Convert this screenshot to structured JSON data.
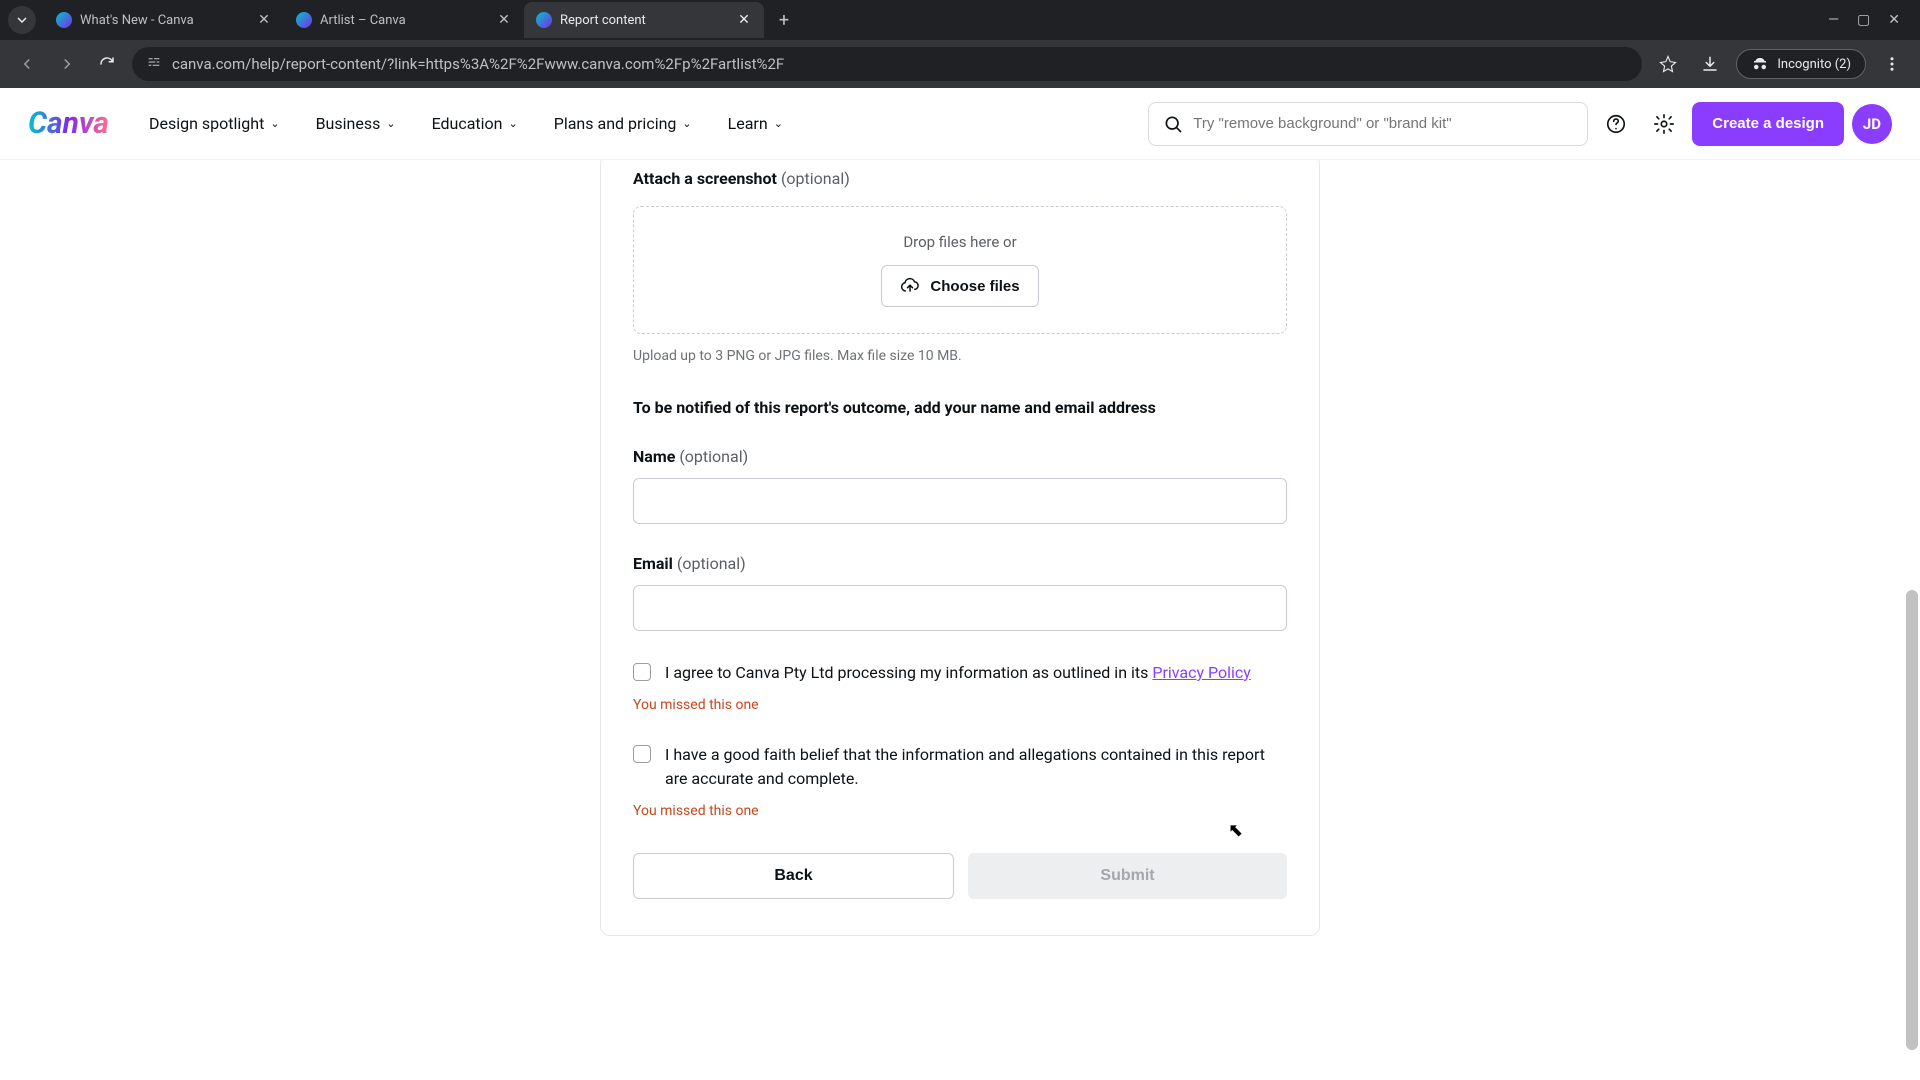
{
  "browser": {
    "tabs": [
      {
        "title": "What's New - Canva"
      },
      {
        "title": "Artlist – Canva"
      },
      {
        "title": "Report content"
      }
    ],
    "url": "canva.com/help/report-content/?link=https%3A%2F%2Fwww.canva.com%2Fp%2Fartlist%2F",
    "incognito": "Incognito (2)"
  },
  "header": {
    "logo": "Canva",
    "nav": {
      "design_spotlight": "Design spotlight",
      "business": "Business",
      "education": "Education",
      "plans": "Plans and pricing",
      "learn": "Learn"
    },
    "search_placeholder": "Try \"remove background\" or \"brand kit\"",
    "create": "Create a design",
    "avatar": "JD"
  },
  "form": {
    "attach_label": "Attach a screenshot",
    "optional": "(optional)",
    "drop_text": "Drop files here or",
    "choose_files": "Choose files",
    "upload_hint": "Upload up to 3 PNG or JPG files. Max file size 10 MB.",
    "notify_heading": "To be notified of this report's outcome, add your name and email address",
    "name_label": "Name",
    "email_label": "Email",
    "privacy_text": "I agree to Canva Pty Ltd processing my information as outlined in its ",
    "privacy_link": "Privacy Policy",
    "goodfaith_text": "I have a good faith belief that the information and allegations contained in this report are accurate and complete.",
    "error": "You missed this one",
    "back": "Back",
    "submit": "Submit"
  }
}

------------

### Exercise prompt:
Return the whole listing, word for word, and leave out every picture.

### Exercise result:
Convert this screenshot to structured JSON data.
{
  "browser": {
    "tabs": [
      {
        "title": "What's New - Canva"
      },
      {
        "title": "Artlist – Canva"
      },
      {
        "title": "Report content"
      }
    ],
    "url": "canva.com/help/report-content/?link=https%3A%2F%2Fwww.canva.com%2Fp%2Fartlist%2F",
    "incognito": "Incognito (2)"
  },
  "header": {
    "logo": "Canva",
    "nav": {
      "design_spotlight": "Design spotlight",
      "business": "Business",
      "education": "Education",
      "plans": "Plans and pricing",
      "learn": "Learn"
    },
    "search_placeholder": "Try \"remove background\" or \"brand kit\"",
    "create": "Create a design",
    "avatar": "JD"
  },
  "form": {
    "attach_label": "Attach a screenshot",
    "optional": "(optional)",
    "drop_text": "Drop files here or",
    "choose_files": "Choose files",
    "upload_hint": "Upload up to 3 PNG or JPG files. Max file size 10 MB.",
    "notify_heading": "To be notified of this report's outcome, add your name and email address",
    "name_label": "Name",
    "email_label": "Email",
    "privacy_text": "I agree to Canva Pty Ltd processing my information as outlined in its ",
    "privacy_link": "Privacy Policy",
    "goodfaith_text": "I have a good faith belief that the information and allegations contained in this report are accurate and complete.",
    "error": "You missed this one",
    "back": "Back",
    "submit": "Submit"
  }
}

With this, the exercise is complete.